Leaving out the pictures, transcribe all of the records faithfully.

— BEGIN Items —

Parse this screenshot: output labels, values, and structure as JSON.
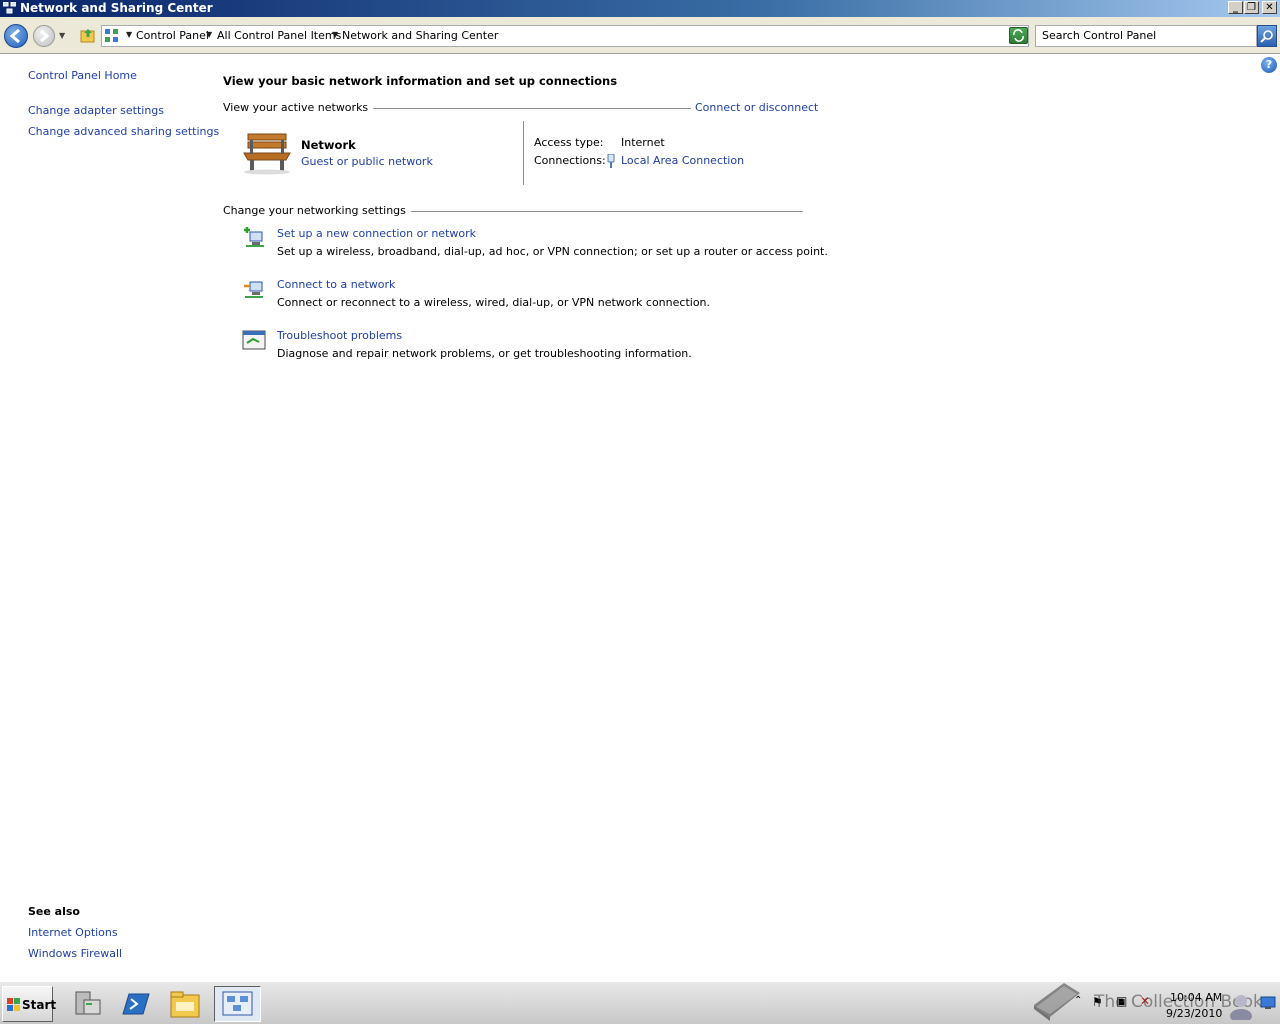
{
  "window": {
    "title": "Network and Sharing Center",
    "controls": [
      "_",
      "❐",
      "✕"
    ]
  },
  "addressbar": {
    "breadcrumbs": [
      "Control Panel",
      "All Control Panel Items",
      "Network and Sharing Center"
    ],
    "search_placeholder": "Search Control Panel"
  },
  "sidebar": {
    "home": "Control Panel Home",
    "links": [
      "Change adapter settings",
      "Change advanced sharing settings"
    ],
    "see_also_title": "See also",
    "see_also": [
      "Internet Options",
      "Windows Firewall"
    ]
  },
  "main": {
    "heading": "View your basic network information and set up connections",
    "active_networks_label": "View your active networks",
    "connect_disconnect": "Connect or disconnect",
    "network": {
      "name": "Network",
      "type": "Guest or public network",
      "access_type_label": "Access type:",
      "access_type_value": "Internet",
      "connections_label": "Connections:",
      "connections_value": "Local Area Connection"
    },
    "settings_label": "Change your networking settings",
    "tasks": [
      {
        "title": "Set up a new connection or network",
        "desc": "Set up a wireless, broadband, dial-up, ad hoc, or VPN connection; or set up a router or access point."
      },
      {
        "title": "Connect to a network",
        "desc": "Connect or reconnect to a wireless, wired, dial-up, or VPN network connection."
      },
      {
        "title": "Troubleshoot problems",
        "desc": "Diagnose and repair network problems, or get troubleshooting information."
      }
    ]
  },
  "taskbar": {
    "start_label": "Start",
    "apps": [
      "server-manager-icon",
      "powershell-icon",
      "explorer-icon",
      "network-center-icon"
    ],
    "clock_time": "10:04 AM",
    "clock_date": "9/23/2010",
    "watermark": "The Collection Book"
  },
  "colors": {
    "link": "#1e3fa8",
    "titlebar_start": "#0a246a",
    "titlebar_end": "#a6caf0"
  }
}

— END Items —

Written solution
Parse this screenshot: output labels, values, and structure as JSON.
{
  "window": {
    "title": "Network and Sharing Center",
    "controls": [
      "_",
      "❐",
      "✕"
    ]
  },
  "addressbar": {
    "breadcrumbs": [
      "Control Panel",
      "All Control Panel Items",
      "Network and Sharing Center"
    ],
    "search_placeholder": "Search Control Panel"
  },
  "sidebar": {
    "home": "Control Panel Home",
    "links": [
      "Change adapter settings",
      "Change advanced sharing settings"
    ],
    "see_also_title": "See also",
    "see_also": [
      "Internet Options",
      "Windows Firewall"
    ]
  },
  "main": {
    "heading": "View your basic network information and set up connections",
    "active_networks_label": "View your active networks",
    "connect_disconnect": "Connect or disconnect",
    "network": {
      "name": "Network",
      "type": "Guest or public network",
      "access_type_label": "Access type:",
      "access_type_value": "Internet",
      "connections_label": "Connections:",
      "connections_value": "Local Area Connection"
    },
    "settings_label": "Change your networking settings",
    "tasks": [
      {
        "title": "Set up a new connection or network",
        "desc": "Set up a wireless, broadband, dial-up, ad hoc, or VPN connection; or set up a router or access point."
      },
      {
        "title": "Connect to a network",
        "desc": "Connect or reconnect to a wireless, wired, dial-up, or VPN network connection."
      },
      {
        "title": "Troubleshoot problems",
        "desc": "Diagnose and repair network problems, or get troubleshooting information."
      }
    ]
  },
  "taskbar": {
    "start_label": "Start",
    "apps": [
      "server-manager-icon",
      "powershell-icon",
      "explorer-icon",
      "network-center-icon"
    ],
    "clock_time": "10:04 AM",
    "clock_date": "9/23/2010",
    "watermark": "The Collection Book"
  },
  "colors": {
    "link": "#1e3fa8",
    "titlebar_start": "#0a246a",
    "titlebar_end": "#a6caf0"
  }
}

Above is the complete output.